Le compte à rebours est enclenché. L’échéance du 9 juillet se rapproche inexorablement. A cette date, Donald Trump devrait annoncer des droits de douane considérables pour de très nombreux produits – notamment – européens exportés vers les Etats-Unis. Ces taxes pourraient atteindre le taux faramineux de 50% dans certains cas.
Bien sûr, avec l’actuel locataire de la Maison Blanche, les surprises ne sont jamais exclues, dans aucun sens : un niveau encore plus punitif ? Un délai de grâce ? Une indulgence inattendue ? Cette dernière hypothèse ne semble pas la plus probable. Dans la dernière période, le président américain a multiplié les déclarations désinvoltes ou sévères vis-à-vis de ses « partenaires » européens. Pourquoi, du reste, se priverait-il de faire monter les enchères ?
Ainsi, lors du sommet de l’OTAN du 25 juin, il a constaté que ses vassaux atlantiques étaient prêts à toutes les concessions pour tenter de s’attirer ses bonnes grâces. Ceux-ci ont presque tous accepté le principe de consacrer 5% de leur PIB à leur budget militaire – un niveau sans précédent. Bref, pour le président Trump, multiplier les pressions est une stratégie gagnante…
Et ce dernier ne s’en est jamais caché : l’imposition de droits de douane est l’une de ses armes favorite. Sans même remonter à son premier mandat, les taxes américaines sur l’aluminium et l’acier ont déjà été portées de 25% à 50%, une hausse spectaculaire qui a pris effet au 4 juin. Lors de son retour à la Maison Blanche, en janvier dernier, il avait déjà taxé à 25% les importations de véhicules fabriqués dans l’UE, et à 10% un large ensemble de produits.
Le 2 avril, il mettait en scène l’annonce des mesures différenciées – mais particulièrement lourdes – touchant la plupart des pays et des zones du monde (photo). Huit jours plus tard, il repoussait de trois mois – jusqu’au 9 juillet, donc – l’entrée en vigueur de cette guerre généralisée, dans une démarche où, selon les analystes, entrait une part de stratégie psychologique et une part d’improvisation.

> Données affichées:
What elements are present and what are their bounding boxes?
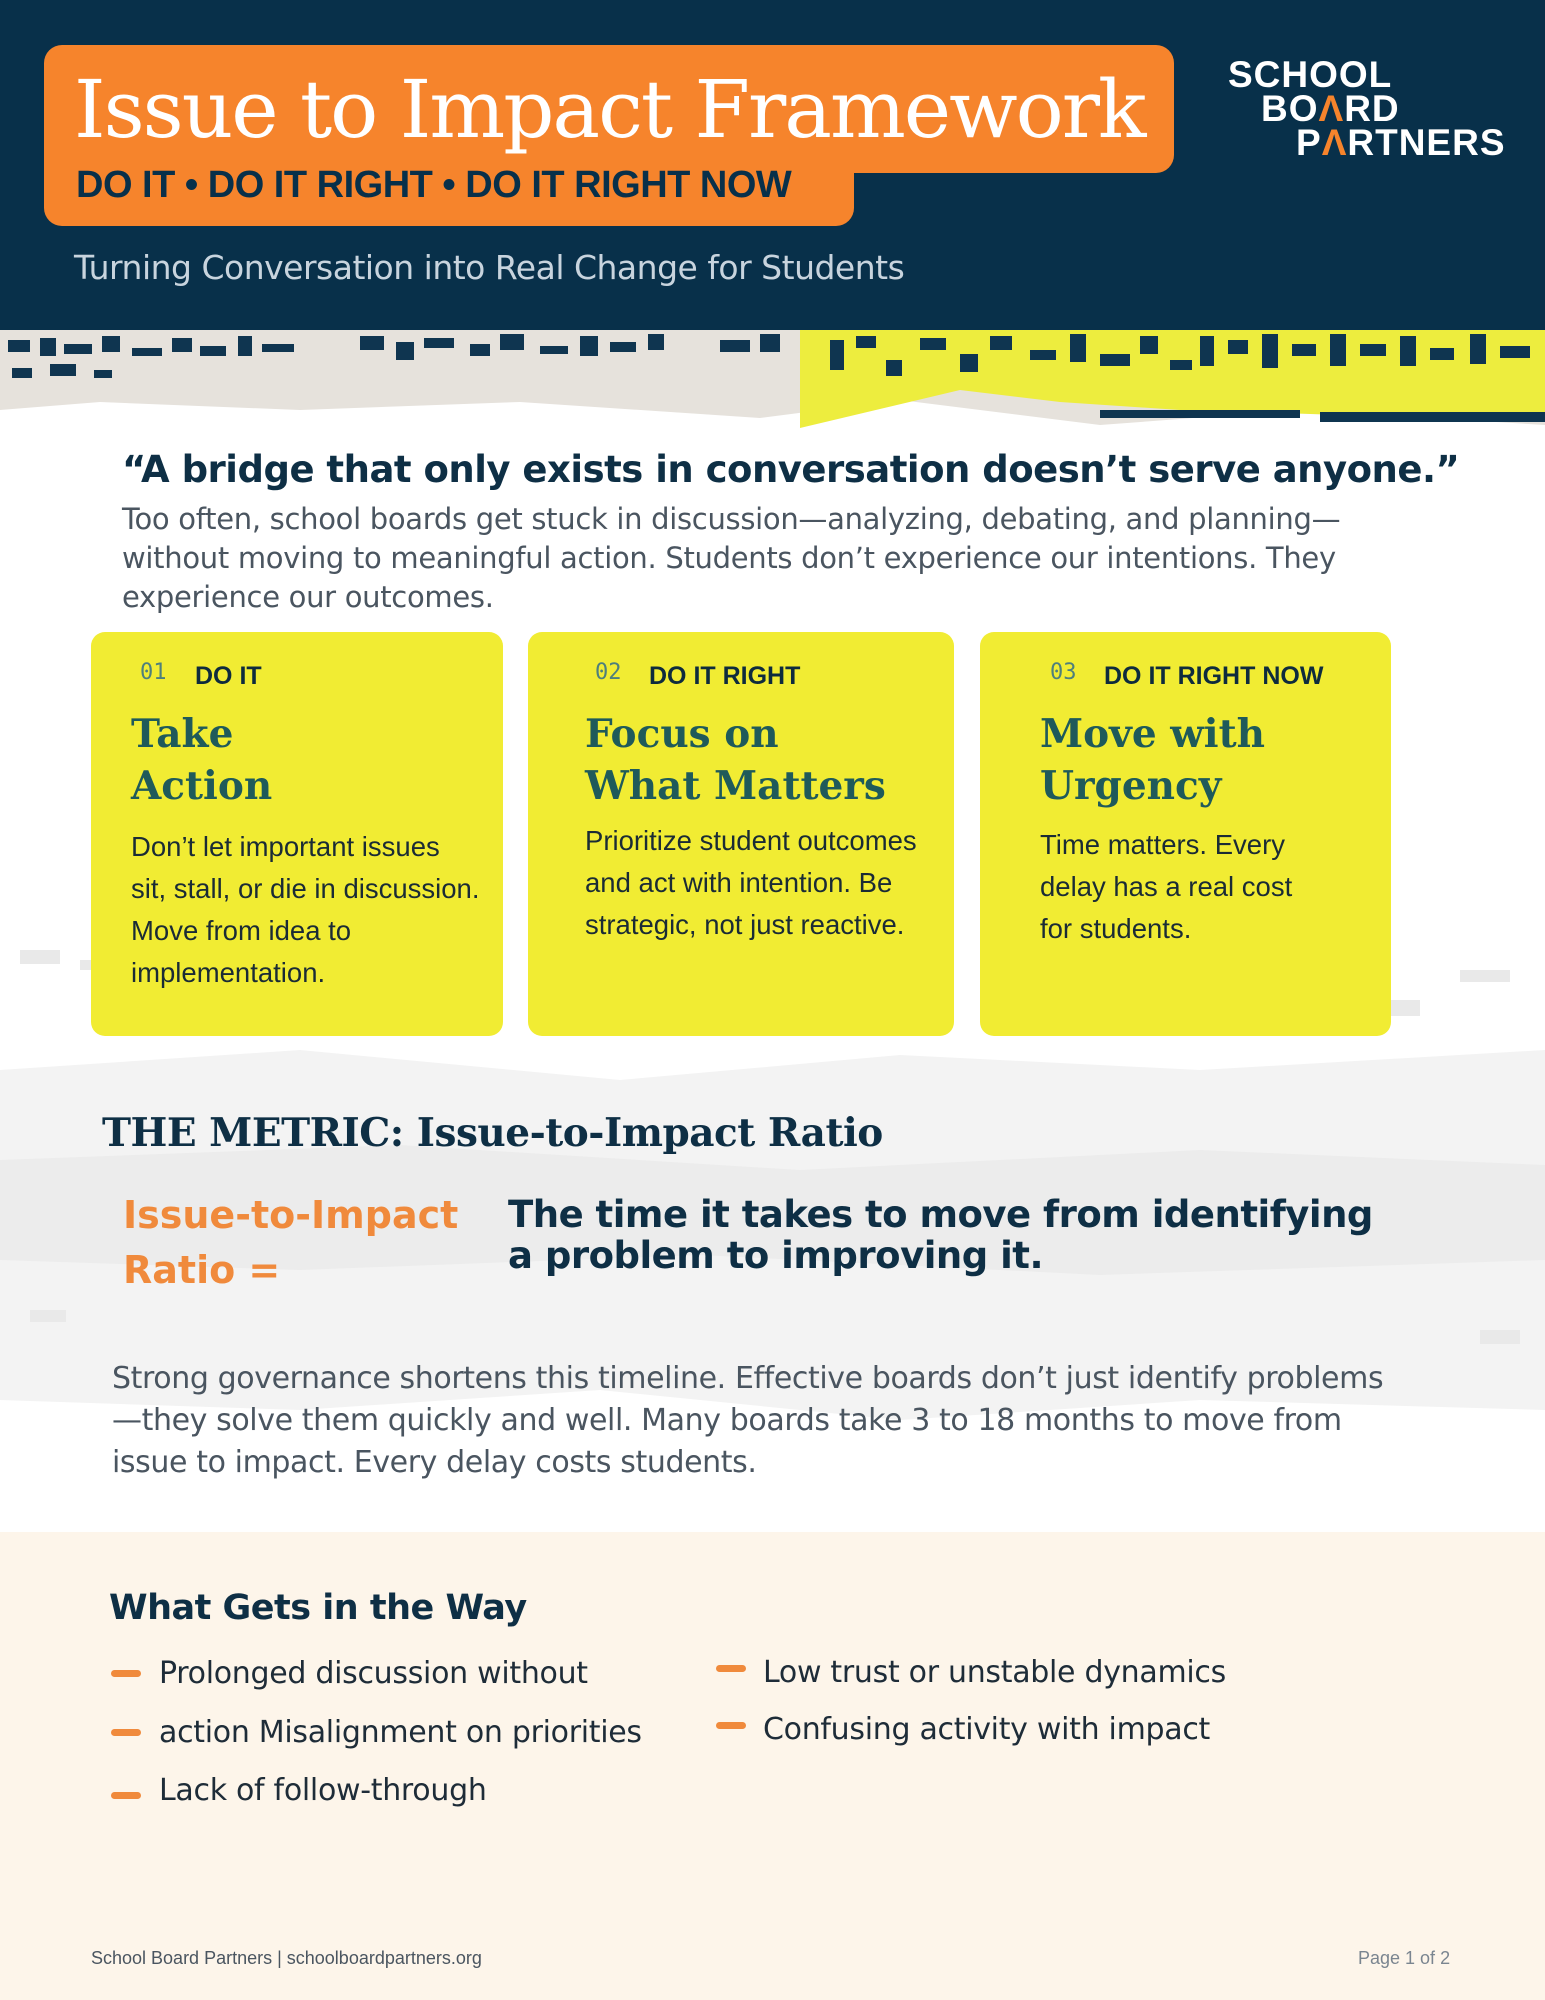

> Série d'exercices:
A. Reproduisez le passage du texte sur les droits de douane américains, de « Bien sûr, avec » à « les enchères ? ».
B. D'après le texte sur les droits de douane américains, à quel taux les taxes sur l'aluminium et l'acier ont-elles été portées ?
C. Prolongez le texte sur les droits de douane américains au-delà de sa dernière phrase.

> Résultats des consignes:
A.
Bien sûr, avec l’actuel locataire de la Maison Blanche, les surprises ne sont jamais exclues, dans aucun sens : un niveau encore plus punitif ? Un délai de grâce ? Une indulgence inattendue ? Cette dernière hypothèse ne semble pas la plus probable. Dans la dernière période, le président américain a multiplié les déclarations désinvoltes ou sévères vis-à-vis de ses « partenaires » européens. Pourquoi, du reste, se priverait-il de faire monter les enchères ?

B. Elles ont été portées de 25% à 50%.

C.
Il n’en fallait pas plus pour que Bruxelles suspende l’élaboration d’une modeste liste de mesures de rétorsion, qui portait pourtant sur les décisions précédentes déjà entrées en vigueur. Une seconde liste était par ailleurs évoquée le 8 mai, mais elle est toujours dans les limbes. Du côté de la Commission européenne, le mot d’ordre est plus que jamais : conciliation, désescalade, concessions. Au point qu’il est désormais clair qu’un accord avec Washington ne pourra être que « dissymétrique », c’est-à-dire dans l’intérêt d’abord de ce dernier.
Dans ces conditions, Donald Trump se sent encouragé dans la surenchère. Le 23 mai, il lâchait ainsi, sans beaucoup d’égards pour ses propres négociateurs – ces derniers étaient en réalité chargés d’amuser la galerie : « je recommande d’imposer 50 % de droits de douane sur l’UE à compter du 1er juin ». Avant de finalement concéder de repousser l’échéance au fameux 9 juillet. A Bruxelles, on propose un accord de libre-échange sans droits de douane sur les biens industriels et on se déclare prêt à une hausse des achats européens de gaz liquéfié américain et à d’autres concessions.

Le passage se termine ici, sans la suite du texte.